### Task brief
Retype all of the entries word for word.

### Exercise data
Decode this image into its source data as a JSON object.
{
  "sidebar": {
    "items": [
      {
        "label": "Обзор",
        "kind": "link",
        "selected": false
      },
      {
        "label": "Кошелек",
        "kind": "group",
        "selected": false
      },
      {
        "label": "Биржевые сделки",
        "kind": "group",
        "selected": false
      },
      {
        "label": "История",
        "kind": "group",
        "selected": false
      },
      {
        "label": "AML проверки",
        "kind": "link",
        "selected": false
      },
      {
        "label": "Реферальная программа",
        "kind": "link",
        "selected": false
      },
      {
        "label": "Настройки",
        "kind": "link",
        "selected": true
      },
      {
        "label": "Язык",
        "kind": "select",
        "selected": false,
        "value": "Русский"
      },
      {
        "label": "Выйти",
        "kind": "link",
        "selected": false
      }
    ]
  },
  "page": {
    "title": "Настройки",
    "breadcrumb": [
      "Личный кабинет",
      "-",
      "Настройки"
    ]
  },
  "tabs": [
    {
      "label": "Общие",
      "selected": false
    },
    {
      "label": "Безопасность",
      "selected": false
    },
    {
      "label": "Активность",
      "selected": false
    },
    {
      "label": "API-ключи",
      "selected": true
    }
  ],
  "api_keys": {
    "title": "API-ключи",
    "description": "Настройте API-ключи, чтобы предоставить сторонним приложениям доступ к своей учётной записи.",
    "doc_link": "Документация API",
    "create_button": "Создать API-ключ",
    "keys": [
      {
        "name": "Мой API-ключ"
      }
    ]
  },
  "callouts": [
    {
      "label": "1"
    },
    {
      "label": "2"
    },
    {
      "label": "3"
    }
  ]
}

### The response
Decode this image into its source data as a JSON object.
{
  "sidebar": {
    "items": [
      {
        "label": "Обзор",
        "kind": "link",
        "selected": false
      },
      {
        "label": "Кошелек",
        "kind": "group",
        "selected": false
      },
      {
        "label": "Биржевые сделки",
        "kind": "group",
        "selected": false
      },
      {
        "label": "История",
        "kind": "group",
        "selected": false
      },
      {
        "label": "AML проверки",
        "kind": "link",
        "selected": false
      },
      {
        "label": "Реферальная программа",
        "kind": "link",
        "selected": false
      },
      {
        "label": "Настройки",
        "kind": "link",
        "selected": true
      },
      {
        "label": "Язык",
        "kind": "select",
        "selected": false,
        "value": "Русский"
      },
      {
        "label": "Выйти",
        "kind": "link",
        "selected": false
      }
    ]
  },
  "page": {
    "title": "Настройки",
    "breadcrumb": [
      "Личный кабинет",
      "-",
      "Настройки"
    ]
  },
  "tabs": [
    {
      "label": "Общие",
      "selected": false
    },
    {
      "label": "Безопасность",
      "selected": false
    },
    {
      "label": "Активность",
      "selected": false
    },
    {
      "label": "API-ключи",
      "selected": true
    }
  ],
  "api_keys": {
    "title": "API-ключи",
    "description": "Настройте API-ключи, чтобы предоставить сторонним приложениям доступ к своей учётной записи.",
    "doc_link": "Документация API",
    "create_button": "Создать API-ключ",
    "keys": [
      {
        "name": "Мой API-ключ"
      }
    ]
  },
  "callouts": [
    {
      "label": "1"
    },
    {
      "label": "2"
    },
    {
      "label": "3"
    }
  ]
}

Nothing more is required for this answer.